## [What to produce]
Any picture among the records should be left out, please; retype the rest exactly.

----

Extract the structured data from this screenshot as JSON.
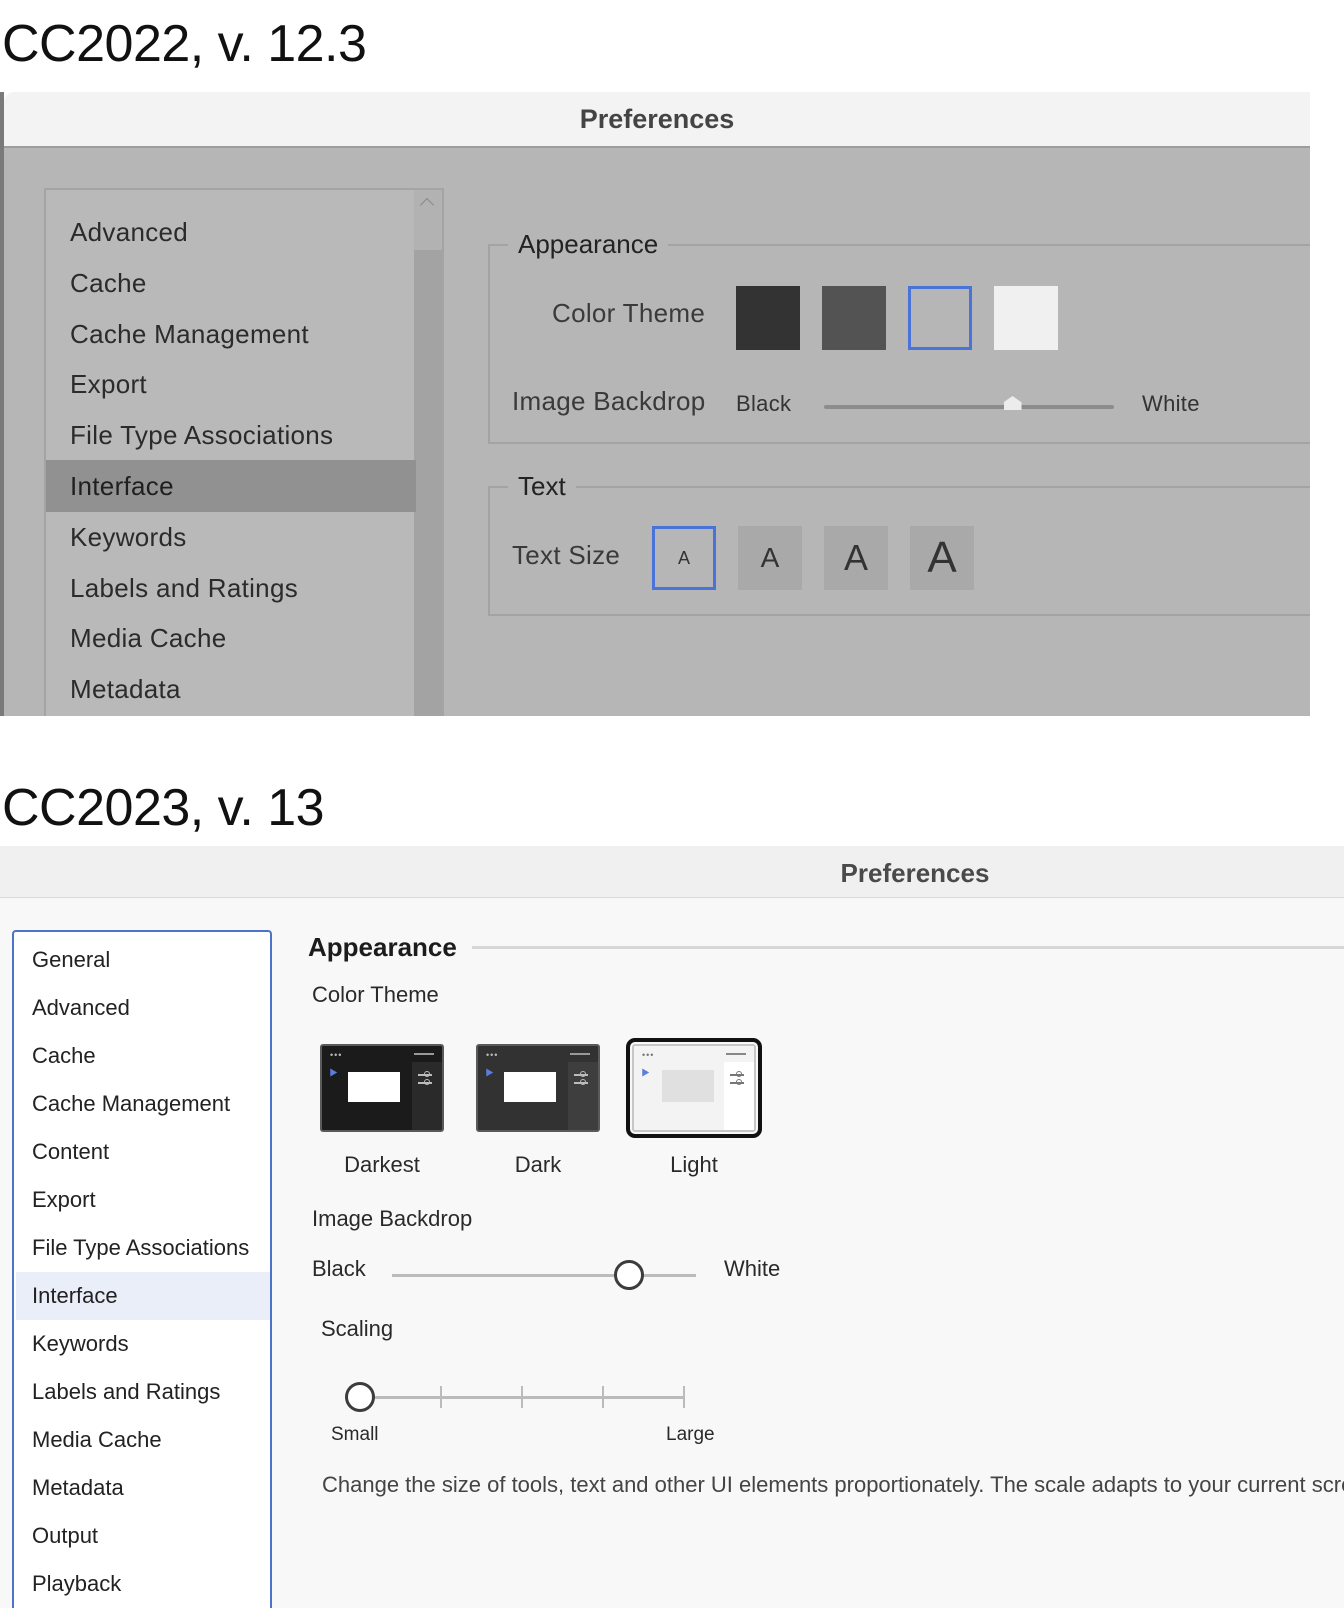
{
  "captions": {
    "old": "CC2022, v. 12.3",
    "new": "CC2023, v. 13"
  },
  "old_window": {
    "title": "Preferences",
    "sidebar_items": [
      "Advanced",
      "Cache",
      "Cache Management",
      "Export",
      "File Type Associations",
      "Interface",
      "Keywords",
      "Labels and Ratings",
      "Media Cache",
      "Metadata"
    ],
    "selected_item": "Interface",
    "appearance": {
      "heading": "Appearance",
      "color_theme_label": "Color Theme",
      "swatches": [
        "#333333",
        "#535353",
        "#b6b6b6",
        "#f0f0f0"
      ],
      "selected_swatch": 2,
      "image_backdrop_label": "Image Backdrop",
      "backdrop_min_label": "Black",
      "backdrop_max_label": "White",
      "backdrop_value": 0.65
    },
    "text": {
      "heading": "Text",
      "text_size_label": "Text Size",
      "sizes": [
        "A",
        "A",
        "A",
        "A"
      ],
      "selected_size": 0
    }
  },
  "new_window": {
    "title": "Preferences",
    "sidebar_items": [
      "General",
      "Advanced",
      "Cache",
      "Cache Management",
      "Content",
      "Export",
      "File Type Associations",
      "Interface",
      "Keywords",
      "Labels and Ratings",
      "Media Cache",
      "Metadata",
      "Output",
      "Playback"
    ],
    "selected_item": "Interface",
    "appearance": {
      "heading": "Appearance",
      "color_theme_label": "Color Theme",
      "themes": [
        {
          "name": "Darkest",
          "bg": "#1b1b1b",
          "border": "#5a5a5a"
        },
        {
          "name": "Dark",
          "bg": "#323232",
          "border": "#5a5a5a"
        },
        {
          "name": "Light",
          "bg": "#f3f3f3",
          "border": "#c6c6c6"
        }
      ],
      "selected_theme": 2,
      "image_backdrop_label": "Image Backdrop",
      "backdrop_min_label": "Black",
      "backdrop_max_label": "White",
      "backdrop_value": 0.78,
      "scaling_label": "Scaling",
      "scaling_min_label": "Small",
      "scaling_max_label": "Large",
      "scaling_value": 0,
      "scaling_description": "Change the size of tools, text and other UI elements proportionately. The scale adapts to your current screen."
    }
  }
}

----

## [Solution for this task]
Extract the structured data from this screenshot as JSON.
{
  "captions": {
    "old": "CC2022, v. 12.3",
    "new": "CC2023, v. 13"
  },
  "old_window": {
    "title": "Preferences",
    "sidebar_items": [
      "Advanced",
      "Cache",
      "Cache Management",
      "Export",
      "File Type Associations",
      "Interface",
      "Keywords",
      "Labels and Ratings",
      "Media Cache",
      "Metadata"
    ],
    "selected_item": "Interface",
    "appearance": {
      "heading": "Appearance",
      "color_theme_label": "Color Theme",
      "swatches": [
        "#333333",
        "#535353",
        "#b6b6b6",
        "#f0f0f0"
      ],
      "selected_swatch": 2,
      "image_backdrop_label": "Image Backdrop",
      "backdrop_min_label": "Black",
      "backdrop_max_label": "White",
      "backdrop_value": 0.65
    },
    "text": {
      "heading": "Text",
      "text_size_label": "Text Size",
      "sizes": [
        "A",
        "A",
        "A",
        "A"
      ],
      "selected_size": 0
    }
  },
  "new_window": {
    "title": "Preferences",
    "sidebar_items": [
      "General",
      "Advanced",
      "Cache",
      "Cache Management",
      "Content",
      "Export",
      "File Type Associations",
      "Interface",
      "Keywords",
      "Labels and Ratings",
      "Media Cache",
      "Metadata",
      "Output",
      "Playback"
    ],
    "selected_item": "Interface",
    "appearance": {
      "heading": "Appearance",
      "color_theme_label": "Color Theme",
      "themes": [
        {
          "name": "Darkest",
          "bg": "#1b1b1b",
          "border": "#5a5a5a"
        },
        {
          "name": "Dark",
          "bg": "#323232",
          "border": "#5a5a5a"
        },
        {
          "name": "Light",
          "bg": "#f3f3f3",
          "border": "#c6c6c6"
        }
      ],
      "selected_theme": 2,
      "image_backdrop_label": "Image Backdrop",
      "backdrop_min_label": "Black",
      "backdrop_max_label": "White",
      "backdrop_value": 0.78,
      "scaling_label": "Scaling",
      "scaling_min_label": "Small",
      "scaling_max_label": "Large",
      "scaling_value": 0,
      "scaling_description": "Change the size of tools, text and other UI elements proportionately. The scale adapts to your current screen."
    }
  }
}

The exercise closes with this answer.